| Available records |

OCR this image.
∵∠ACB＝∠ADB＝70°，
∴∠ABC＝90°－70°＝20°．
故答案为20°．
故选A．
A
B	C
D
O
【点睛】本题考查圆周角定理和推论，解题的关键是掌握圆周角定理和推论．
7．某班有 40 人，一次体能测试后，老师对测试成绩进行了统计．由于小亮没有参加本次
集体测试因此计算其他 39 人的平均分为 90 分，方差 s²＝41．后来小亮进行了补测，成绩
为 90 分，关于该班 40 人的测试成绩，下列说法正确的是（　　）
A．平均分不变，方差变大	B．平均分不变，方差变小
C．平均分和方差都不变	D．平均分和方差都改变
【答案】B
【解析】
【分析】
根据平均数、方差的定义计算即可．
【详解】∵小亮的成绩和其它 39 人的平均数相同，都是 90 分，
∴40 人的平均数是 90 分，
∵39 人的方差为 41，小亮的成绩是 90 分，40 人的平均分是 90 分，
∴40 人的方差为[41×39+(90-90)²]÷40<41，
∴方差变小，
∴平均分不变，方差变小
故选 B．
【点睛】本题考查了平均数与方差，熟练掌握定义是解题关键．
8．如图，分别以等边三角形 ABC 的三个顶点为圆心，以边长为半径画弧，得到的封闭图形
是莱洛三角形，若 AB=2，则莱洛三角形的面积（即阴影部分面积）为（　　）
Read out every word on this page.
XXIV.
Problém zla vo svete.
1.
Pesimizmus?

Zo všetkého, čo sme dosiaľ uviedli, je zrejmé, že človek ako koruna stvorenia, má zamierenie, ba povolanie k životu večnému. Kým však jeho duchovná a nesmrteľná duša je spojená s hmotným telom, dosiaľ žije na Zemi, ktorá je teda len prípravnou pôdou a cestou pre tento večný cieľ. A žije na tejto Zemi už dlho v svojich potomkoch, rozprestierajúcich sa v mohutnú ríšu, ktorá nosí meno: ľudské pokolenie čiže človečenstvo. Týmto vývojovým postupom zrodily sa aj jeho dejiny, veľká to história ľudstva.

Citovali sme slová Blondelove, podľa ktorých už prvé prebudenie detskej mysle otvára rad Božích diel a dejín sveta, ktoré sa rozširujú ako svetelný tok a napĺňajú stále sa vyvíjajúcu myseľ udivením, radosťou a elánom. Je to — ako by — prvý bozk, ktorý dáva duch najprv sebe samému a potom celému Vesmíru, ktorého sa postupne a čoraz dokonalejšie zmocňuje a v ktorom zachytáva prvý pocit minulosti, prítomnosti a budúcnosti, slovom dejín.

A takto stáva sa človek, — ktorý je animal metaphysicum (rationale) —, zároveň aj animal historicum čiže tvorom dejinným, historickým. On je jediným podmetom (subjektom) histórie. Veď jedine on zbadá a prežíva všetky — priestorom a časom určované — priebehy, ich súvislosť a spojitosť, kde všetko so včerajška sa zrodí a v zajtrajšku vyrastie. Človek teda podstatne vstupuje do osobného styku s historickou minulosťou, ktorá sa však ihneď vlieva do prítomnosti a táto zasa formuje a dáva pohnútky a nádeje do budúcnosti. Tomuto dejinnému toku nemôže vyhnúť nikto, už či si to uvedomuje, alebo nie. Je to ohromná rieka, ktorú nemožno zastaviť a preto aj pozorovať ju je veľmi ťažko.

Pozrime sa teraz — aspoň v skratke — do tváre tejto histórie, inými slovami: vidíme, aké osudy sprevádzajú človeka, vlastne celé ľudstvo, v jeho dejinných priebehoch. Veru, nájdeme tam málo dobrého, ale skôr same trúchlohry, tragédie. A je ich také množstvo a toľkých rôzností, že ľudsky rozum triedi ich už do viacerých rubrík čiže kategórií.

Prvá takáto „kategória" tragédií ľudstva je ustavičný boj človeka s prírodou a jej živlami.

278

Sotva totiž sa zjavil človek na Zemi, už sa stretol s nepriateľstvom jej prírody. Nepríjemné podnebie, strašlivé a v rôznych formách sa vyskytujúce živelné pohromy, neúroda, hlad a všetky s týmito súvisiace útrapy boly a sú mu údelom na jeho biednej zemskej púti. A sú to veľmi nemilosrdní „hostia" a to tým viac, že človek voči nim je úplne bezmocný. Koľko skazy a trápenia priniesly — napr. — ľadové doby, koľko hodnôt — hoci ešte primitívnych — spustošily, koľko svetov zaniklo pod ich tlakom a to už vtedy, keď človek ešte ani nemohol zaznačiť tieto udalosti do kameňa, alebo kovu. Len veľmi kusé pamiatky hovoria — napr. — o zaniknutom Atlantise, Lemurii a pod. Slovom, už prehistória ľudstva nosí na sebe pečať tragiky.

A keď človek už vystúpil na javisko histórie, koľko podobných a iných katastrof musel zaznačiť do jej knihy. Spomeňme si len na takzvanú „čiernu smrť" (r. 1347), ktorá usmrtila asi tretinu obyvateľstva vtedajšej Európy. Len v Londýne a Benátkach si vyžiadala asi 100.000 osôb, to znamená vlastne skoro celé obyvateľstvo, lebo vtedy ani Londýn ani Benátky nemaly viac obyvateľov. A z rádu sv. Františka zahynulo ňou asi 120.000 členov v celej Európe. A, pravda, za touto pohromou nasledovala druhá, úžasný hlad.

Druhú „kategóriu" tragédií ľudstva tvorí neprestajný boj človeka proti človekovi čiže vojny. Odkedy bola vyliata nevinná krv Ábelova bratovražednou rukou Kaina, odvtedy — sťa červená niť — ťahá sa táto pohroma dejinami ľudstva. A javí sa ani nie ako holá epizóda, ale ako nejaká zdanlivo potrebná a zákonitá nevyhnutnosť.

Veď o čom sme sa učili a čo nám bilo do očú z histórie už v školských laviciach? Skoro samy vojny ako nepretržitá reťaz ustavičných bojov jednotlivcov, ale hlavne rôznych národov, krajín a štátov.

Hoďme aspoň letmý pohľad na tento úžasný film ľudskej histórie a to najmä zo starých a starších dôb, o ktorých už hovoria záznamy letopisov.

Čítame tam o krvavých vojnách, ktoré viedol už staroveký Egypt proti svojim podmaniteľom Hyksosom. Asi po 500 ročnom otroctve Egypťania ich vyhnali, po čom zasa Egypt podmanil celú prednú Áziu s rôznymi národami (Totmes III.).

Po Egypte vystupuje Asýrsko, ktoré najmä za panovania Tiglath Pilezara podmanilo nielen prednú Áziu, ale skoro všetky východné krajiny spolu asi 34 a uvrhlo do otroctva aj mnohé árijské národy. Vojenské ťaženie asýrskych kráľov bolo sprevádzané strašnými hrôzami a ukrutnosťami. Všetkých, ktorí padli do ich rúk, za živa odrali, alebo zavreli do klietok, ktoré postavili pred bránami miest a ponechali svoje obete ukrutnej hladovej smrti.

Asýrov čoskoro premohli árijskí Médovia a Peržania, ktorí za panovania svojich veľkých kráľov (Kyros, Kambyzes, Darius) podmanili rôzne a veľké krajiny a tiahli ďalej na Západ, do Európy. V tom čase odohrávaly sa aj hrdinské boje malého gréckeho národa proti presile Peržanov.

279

| What you will do |
Each line of the listing should be echoed back exactly.

| Reply |
OCR this image.
∵∠ACB＝∠ADB＝70°，
∴∠ABC＝90°－70°＝20°．
故答案为20°．
故选A．
A
B	C
D
O
【点睛】本题考查圆周角定理和推论，解题的关键是掌握圆周角定理和推论．
7．某班有 40 人，一次体能测试后，老师对测试成绩进行了统计．由于小亮没有参加本次
集体测试因此计算其他 39 人的平均分为 90 分，方差 s²＝41．后来小亮进行了补测，成绩
为 90 分，关于该班 40 人的测试成绩，下列说法正确的是（　　）
A．平均分不变，方差变大	B．平均分不变，方差变小
C．平均分和方差都不变	D．平均分和方差都改变
【答案】B
【解析】
【分析】
根据平均数、方差的定义计算即可．
【详解】∵小亮的成绩和其它 39 人的平均数相同，都是 90 分，
∴40 人的平均数是 90 分，
∵39 人的方差为 41，小亮的成绩是 90 分，40 人的平均分是 90 分，
∴40 人的方差为[41×39+(90-90)²]÷40<41，
∴方差变小，
∴平均分不变，方差变小
故选 B．
【点睛】本题考查了平均数与方差，熟练掌握定义是解题关键．
8．如图，分别以等边三角形 ABC 的三个顶点为圆心，以边长为半径画弧，得到的封闭图形
是莱洛三角形，若 AB=2，则莱洛三角形的面积（即阴影部分面积）为（　　）
Read out every word on this page.
XXIV.
Problém zla vo svete.
1.
Pesimizmus?

Zo všetkého, čo sme dosiaľ uviedli, je zrejmé, že človek ako koruna stvorenia, má zamierenie, ba povolanie k životu večnému. Kým však jeho duchovná a nesmrteľná duša je spojená s hmotným telom, dosiaľ žije na Zemi, ktorá je teda len prípravnou pôdou a cestou pre tento večný cieľ. A žije na tejto Zemi už dlho v svojich potomkoch, rozprestierajúcich sa v mohutnú ríšu, ktorá nosí meno: ľudské pokolenie čiže človečenstvo. Týmto vývojovým postupom zrodily sa aj jeho dejiny, veľká to história ľudstva.

Citovali sme slová Blondelove, podľa ktorých už prvé prebudenie detskej mysle otvára rad Božích diel a dejín sveta, ktoré sa rozširujú ako svetelný tok a napĺňajú stále sa vyvíjajúcu myseľ udivením, radosťou a elánom. Je to — ako by — prvý bozk, ktorý dáva duch najprv sebe samému a potom celému Vesmíru, ktorého sa postupne a čoraz dokonalejšie zmocňuje a v ktorom zachytáva prvý pocit minulosti, prítomnosti a budúcnosti, slovom dejín.

A takto stáva sa človek, — ktorý je animal metaphysicum (rationale) —, zároveň aj animal historicum čiže tvorom dejinným, historickým. On je jediným podmetom (subjektom) histórie. Veď jedine on zbadá a prežíva všetky — priestorom a časom určované — priebehy, ich súvislosť a spojitosť, kde všetko so včerajška sa zrodí a v zajtrajšku vyrastie. Človek teda podstatne vstupuje do osobného styku s historickou minulosťou, ktorá sa však ihneď vlieva do prítomnosti a táto zasa formuje a dáva pohnútky a nádeje do budúcnosti. Tomuto dejinnému toku nemôže vyhnúť nikto, už či si to uvedomuje, alebo nie. Je to ohromná rieka, ktorú nemožno zastaviť a preto aj pozorovať ju je veľmi ťažko.

Pozrime sa teraz — aspoň v skratke — do tváre tejto histórie, inými slovami: vidíme, aké osudy sprevádzajú človeka, vlastne celé ľudstvo, v jeho dejinných priebehoch. Veru, nájdeme tam málo dobrého, ale skôr same trúchlohry, tragédie. A je ich také množstvo a toľkých rôzností, že ľudsky rozum triedi ich už do viacerých rubrík čiže kategórií.

Prvá takáto „kategória" tragédií ľudstva je ustavičný boj človeka s prírodou a jej živlami.

278

Sotva totiž sa zjavil človek na Zemi, už sa stretol s nepriateľstvom jej prírody. Nepríjemné podnebie, strašlivé a v rôznych formách sa vyskytujúce živelné pohromy, neúroda, hlad a všetky s týmito súvisiace útrapy boly a sú mu údelom na jeho biednej zemskej púti. A sú to veľmi nemilosrdní „hostia" a to tým viac, že človek voči nim je úplne bezmocný. Koľko skazy a trápenia priniesly — napr. — ľadové doby, koľko hodnôt — hoci ešte primitívnych — spustošily, koľko svetov zaniklo pod ich tlakom a to už vtedy, keď človek ešte ani nemohol zaznačiť tieto udalosti do kameňa, alebo kovu. Len veľmi kusé pamiatky hovoria — napr. — o zaniknutom Atlantise, Lemurii a pod. Slovom, už prehistória ľudstva nosí na sebe pečať tragiky.

A keď človek už vystúpil na javisko histórie, koľko podobných a iných katastrof musel zaznačiť do jej knihy. Spomeňme si len na takzvanú „čiernu smrť" (r. 1347), ktorá usmrtila asi tretinu obyvateľstva vtedajšej Európy. Len v Londýne a Benátkach si vyžiadala asi 100.000 osôb, to znamená vlastne skoro celé obyvateľstvo, lebo vtedy ani Londýn ani Benátky nemaly viac obyvateľov. A z rádu sv. Františka zahynulo ňou asi 120.000 členov v celej Európe. A, pravda, za touto pohromou nasledovala druhá, úžasný hlad.

Druhú „kategóriu" tragédií ľudstva tvorí neprestajný boj človeka proti človekovi čiže vojny. Odkedy bola vyliata nevinná krv Ábelova bratovražednou rukou Kaina, odvtedy — sťa červená niť — ťahá sa táto pohroma dejinami ľudstva. A javí sa ani nie ako holá epizóda, ale ako nejaká zdanlivo potrebná a zákonitá nevyhnutnosť.

Veď o čom sme sa učili a čo nám bilo do očú z histórie už v školských laviciach? Skoro samy vojny ako nepretržitá reťaz ustavičných bojov jednotlivcov, ale hlavne rôznych národov, krajín a štátov.

Hoďme aspoň letmý pohľad na tento úžasný film ľudskej histórie a to najmä zo starých a starších dôb, o ktorých už hovoria záznamy letopisov.

Čítame tam o krvavých vojnách, ktoré viedol už staroveký Egypt proti svojim podmaniteľom Hyksosom. Asi po 500 ročnom otroctve Egypťania ich vyhnali, po čom zasa Egypt podmanil celú prednú Áziu s rôznymi národami (Totmes III.).

Po Egypte vystupuje Asýrsko, ktoré najmä za panovania Tiglath Pilezara podmanilo nielen prednú Áziu, ale skoro všetky východné krajiny spolu asi 34 a uvrhlo do otroctva aj mnohé árijské národy. Vojenské ťaženie asýrskych kráľov bolo sprevádzané strašnými hrôzami a ukrutnosťami. Všetkých, ktorí padli do ich rúk, za živa odrali, alebo zavreli do klietok, ktoré postavili pred bránami miest a ponechali svoje obete ukrutnej hladovej smrti.

Asýrov čoskoro premohli árijskí Médovia a Peržania, ktorí za panovania svojich veľkých kráľov (Kyros, Kambyzes, Darius) podmanili rôzne a veľké krajiny a tiahli ďalej na Západ, do Európy. V tom čase odohrávaly sa aj hrdinské boje malého gréckeho národa proti presile Peržanov.

279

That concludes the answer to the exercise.